--- Start Material shown ---
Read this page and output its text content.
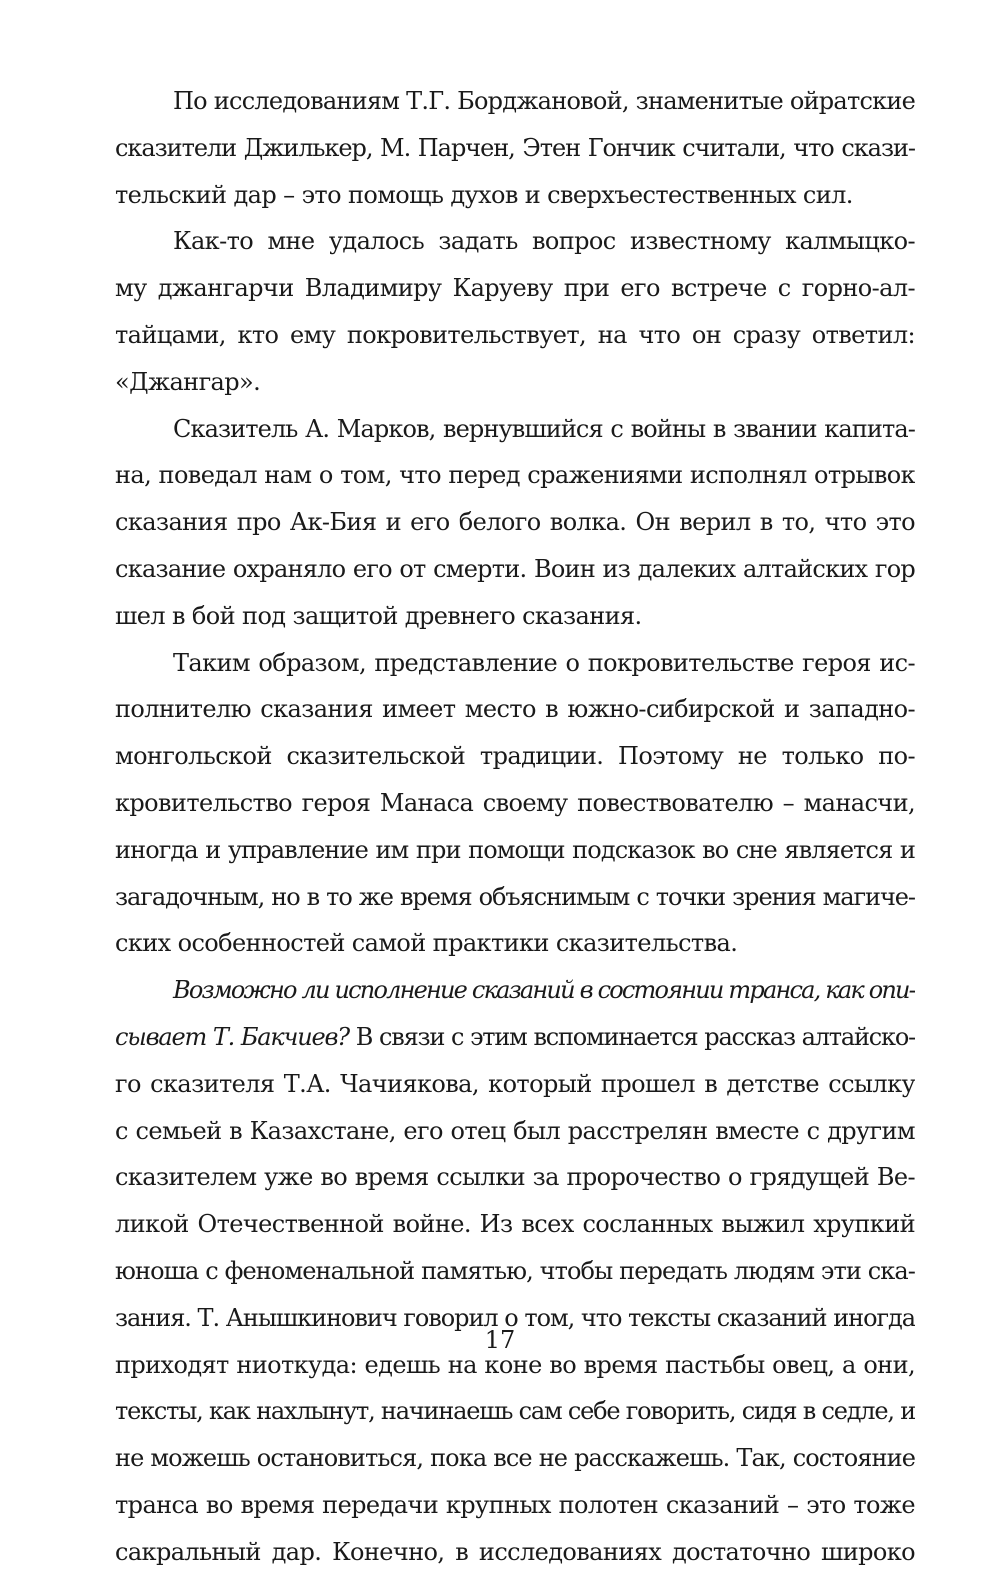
По исследованиям Т.Г. Борджановой, знаменитые ойратские
сказители Джилькер, М. Парчен, Этен Гончик считали, что скази-
тельский дар – это помощь духов и сверхъестественных сил.
Как-то мне удалось задать вопрос известному калмыцко-
му джангарчи Владимиру Каруеву при его встрече с горно-ал-
тайцами, кто ему покровительствует, на что он сразу ответил:
«Джангар».
Сказитель А. Марков, вернувшийся с войны в звании капита-
на, поведал нам о том, что перед сражениями исполнял отрывок
сказания про Ак-Бия и его белого волка. Он верил в то, что это
сказание охраняло его от смерти. Воин из далеких алтайских гор
шел в бой под защитой древнего сказания.
Таким образом, представление о покровительстве героя ис-
полнителю сказания имеет место в южно-сибирской и западно-
монгольской сказительской традиции. Поэтому не только по-
кровительство героя Манаса своему повествователю – манасчи,
иногда и управление им при помощи подсказок во сне является и
загадочным, но в то же время объяснимым с точки зрения магиче-
ских особенностей самой практики сказительства.
Возможно ли исполнение сказаний в состоянии транса, как опи-
сывает Т. Бакчиев? В связи с этим вспоминается рассказ алтайско-
го сказителя Т.А. Чачиякова, который прошел в детстве ссылку
с семьей в Казахстане, его отец был расстрелян вместе с другим
сказителем уже во время ссылки за пророчество о грядущей Ве-
ликой Отечественной войне. Из всех сосланных выжил хрупкий
юноша с феноменальной памятью, чтобы передать людям эти ска-
зания. Т. Анышкинович говорил о том, что тексты сказаний иногда
приходят ниоткуда: едешь на коне во время пастьбы овец, а они,
тексты, как нахлынут, начинаешь сам себе говорить, сидя в седле, и
не можешь остановиться, пока все не расскажешь. Так, состояние
транса во время передачи крупных полотен сказаний – это тоже
сакральный дар. Конечно, в исследованиях достаточно широко
17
--- End Material shown ---
Transcribe every record above exactly as written, leaving out any pictures.

Read this page and output its text content.
По исследованиям Т.Г. Борджановой, знаменитые ойратские
сказители Джилькер, М. Парчен, Этен Гончик считали, что скази-
тельский дар – это помощь духов и сверхъестественных сил.
Как-то мне удалось задать вопрос известному калмыцко-
му джангарчи Владимиру Каруеву при его встрече с горно-ал-
тайцами, кто ему покровительствует, на что он сразу ответил:
«Джангар».
Сказитель А. Марков, вернувшийся с войны в звании капита-
на, поведал нам о том, что перед сражениями исполнял отрывок
сказания про Ак-Бия и его белого волка. Он верил в то, что это
сказание охраняло его от смерти. Воин из далеких алтайских гор
шел в бой под защитой древнего сказания.
Таким образом, представление о покровительстве героя ис-
полнителю сказания имеет место в южно-сибирской и западно-
монгольской сказительской традиции. Поэтому не только по-
кровительство героя Манаса своему повествователю – манасчи,
иногда и управление им при помощи подсказок во сне является и
загадочным, но в то же время объяснимым с точки зрения магиче-
ских особенностей самой практики сказительства.
Возможно ли исполнение сказаний в состоянии транса, как опи-
сывает Т. Бакчиев? В связи с этим вспоминается рассказ алтайско-
го сказителя Т.А. Чачиякова, который прошел в детстве ссылку
с семьей в Казахстане, его отец был расстрелян вместе с другим
сказителем уже во время ссылки за пророчество о грядущей Ве-
ликой Отечественной войне. Из всех сосланных выжил хрупкий
юноша с феноменальной памятью, чтобы передать людям эти ска-
зания. Т. Анышкинович говорил о том, что тексты сказаний иногда
приходят ниоткуда: едешь на коне во время пастьбы овец, а они,
тексты, как нахлынут, начинаешь сам себе говорить, сидя в седле, и
не можешь остановиться, пока все не расскажешь. Так, состояние
транса во время передачи крупных полотен сказаний – это тоже
сакральный дар. Конечно, в исследованиях достаточно широко
17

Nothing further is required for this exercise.